- **WORK INSTRUCTIONS**: Identify every line containing the word "Jesus" and reproduce each one.

Begin

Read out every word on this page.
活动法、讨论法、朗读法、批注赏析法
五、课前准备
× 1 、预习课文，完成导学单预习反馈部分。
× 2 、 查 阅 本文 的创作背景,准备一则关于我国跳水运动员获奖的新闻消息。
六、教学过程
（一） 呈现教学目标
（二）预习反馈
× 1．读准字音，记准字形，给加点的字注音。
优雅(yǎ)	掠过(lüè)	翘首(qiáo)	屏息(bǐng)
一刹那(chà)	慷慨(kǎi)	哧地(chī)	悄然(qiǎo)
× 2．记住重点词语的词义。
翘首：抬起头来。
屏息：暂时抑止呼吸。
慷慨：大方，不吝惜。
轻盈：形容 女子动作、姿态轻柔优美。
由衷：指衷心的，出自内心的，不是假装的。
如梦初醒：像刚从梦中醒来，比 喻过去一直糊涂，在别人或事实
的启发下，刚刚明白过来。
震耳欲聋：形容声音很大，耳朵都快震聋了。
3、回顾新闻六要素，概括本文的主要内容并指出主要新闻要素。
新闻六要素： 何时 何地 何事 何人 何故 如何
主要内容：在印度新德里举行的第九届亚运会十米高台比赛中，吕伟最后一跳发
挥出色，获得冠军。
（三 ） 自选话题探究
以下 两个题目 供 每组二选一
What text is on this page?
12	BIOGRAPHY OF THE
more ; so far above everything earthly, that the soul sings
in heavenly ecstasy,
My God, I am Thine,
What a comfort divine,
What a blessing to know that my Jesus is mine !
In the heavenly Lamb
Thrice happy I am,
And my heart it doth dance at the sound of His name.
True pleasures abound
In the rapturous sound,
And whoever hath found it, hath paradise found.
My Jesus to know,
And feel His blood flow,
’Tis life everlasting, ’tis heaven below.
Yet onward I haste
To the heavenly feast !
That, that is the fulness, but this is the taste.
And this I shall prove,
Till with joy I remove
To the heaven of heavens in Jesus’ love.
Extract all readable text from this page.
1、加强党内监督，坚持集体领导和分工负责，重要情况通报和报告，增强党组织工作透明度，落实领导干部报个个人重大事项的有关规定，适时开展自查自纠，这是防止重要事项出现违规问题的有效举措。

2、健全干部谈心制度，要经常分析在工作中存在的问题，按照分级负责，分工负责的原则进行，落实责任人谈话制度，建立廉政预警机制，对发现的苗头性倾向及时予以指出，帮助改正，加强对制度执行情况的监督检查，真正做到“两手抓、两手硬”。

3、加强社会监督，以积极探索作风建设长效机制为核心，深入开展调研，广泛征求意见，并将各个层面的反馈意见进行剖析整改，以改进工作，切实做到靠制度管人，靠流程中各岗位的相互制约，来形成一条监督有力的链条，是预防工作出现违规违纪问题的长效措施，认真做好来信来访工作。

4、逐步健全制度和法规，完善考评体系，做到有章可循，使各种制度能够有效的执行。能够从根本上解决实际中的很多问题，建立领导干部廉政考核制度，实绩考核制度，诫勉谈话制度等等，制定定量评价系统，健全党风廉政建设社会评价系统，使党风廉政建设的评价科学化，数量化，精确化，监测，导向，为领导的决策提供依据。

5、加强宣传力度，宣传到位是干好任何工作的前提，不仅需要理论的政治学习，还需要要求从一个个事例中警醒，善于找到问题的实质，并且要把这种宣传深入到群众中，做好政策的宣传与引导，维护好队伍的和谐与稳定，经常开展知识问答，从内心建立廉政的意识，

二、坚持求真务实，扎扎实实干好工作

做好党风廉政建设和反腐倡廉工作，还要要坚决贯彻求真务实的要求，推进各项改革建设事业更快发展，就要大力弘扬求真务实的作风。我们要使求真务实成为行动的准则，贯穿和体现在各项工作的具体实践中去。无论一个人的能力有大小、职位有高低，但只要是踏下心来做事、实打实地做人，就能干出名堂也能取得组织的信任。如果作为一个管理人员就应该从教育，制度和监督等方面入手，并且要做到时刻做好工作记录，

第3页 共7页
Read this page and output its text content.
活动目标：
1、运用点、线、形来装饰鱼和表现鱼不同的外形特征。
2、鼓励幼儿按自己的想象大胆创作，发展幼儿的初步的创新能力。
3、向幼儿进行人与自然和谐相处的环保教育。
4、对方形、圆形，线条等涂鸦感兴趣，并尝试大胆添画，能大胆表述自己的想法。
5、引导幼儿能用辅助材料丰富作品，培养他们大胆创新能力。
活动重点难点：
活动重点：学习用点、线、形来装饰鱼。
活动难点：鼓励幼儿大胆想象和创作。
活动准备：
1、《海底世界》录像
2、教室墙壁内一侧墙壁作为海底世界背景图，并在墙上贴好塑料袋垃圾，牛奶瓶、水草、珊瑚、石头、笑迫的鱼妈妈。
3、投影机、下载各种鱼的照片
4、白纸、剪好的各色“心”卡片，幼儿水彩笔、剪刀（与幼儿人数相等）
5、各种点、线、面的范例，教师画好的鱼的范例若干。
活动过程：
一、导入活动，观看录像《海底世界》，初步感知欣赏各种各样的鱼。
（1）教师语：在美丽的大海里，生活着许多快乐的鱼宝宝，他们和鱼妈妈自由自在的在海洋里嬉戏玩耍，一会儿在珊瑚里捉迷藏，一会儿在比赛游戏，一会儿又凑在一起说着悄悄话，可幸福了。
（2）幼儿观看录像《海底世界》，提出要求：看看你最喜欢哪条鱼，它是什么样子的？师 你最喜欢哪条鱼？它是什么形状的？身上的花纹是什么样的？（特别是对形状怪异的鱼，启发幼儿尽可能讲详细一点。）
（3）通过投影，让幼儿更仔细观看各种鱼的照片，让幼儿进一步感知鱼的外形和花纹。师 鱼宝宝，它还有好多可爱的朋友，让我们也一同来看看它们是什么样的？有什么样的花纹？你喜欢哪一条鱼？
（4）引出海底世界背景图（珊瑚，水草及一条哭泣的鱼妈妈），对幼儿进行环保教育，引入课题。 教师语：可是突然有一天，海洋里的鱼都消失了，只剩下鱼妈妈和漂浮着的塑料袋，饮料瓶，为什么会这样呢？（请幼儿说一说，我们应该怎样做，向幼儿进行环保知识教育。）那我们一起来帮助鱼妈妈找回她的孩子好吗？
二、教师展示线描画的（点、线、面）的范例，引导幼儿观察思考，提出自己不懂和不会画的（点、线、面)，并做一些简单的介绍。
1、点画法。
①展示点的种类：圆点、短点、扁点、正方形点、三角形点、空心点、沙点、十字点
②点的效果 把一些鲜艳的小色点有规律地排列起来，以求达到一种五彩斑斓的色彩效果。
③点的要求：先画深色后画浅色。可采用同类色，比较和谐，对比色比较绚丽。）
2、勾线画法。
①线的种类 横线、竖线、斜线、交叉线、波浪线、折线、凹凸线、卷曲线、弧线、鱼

End

- **RESPONSE TO THE TASK**:
What a blessing to know that my Jesus is mine !
My Jesus to know,
To the heaven of heavens in Jesus’ love.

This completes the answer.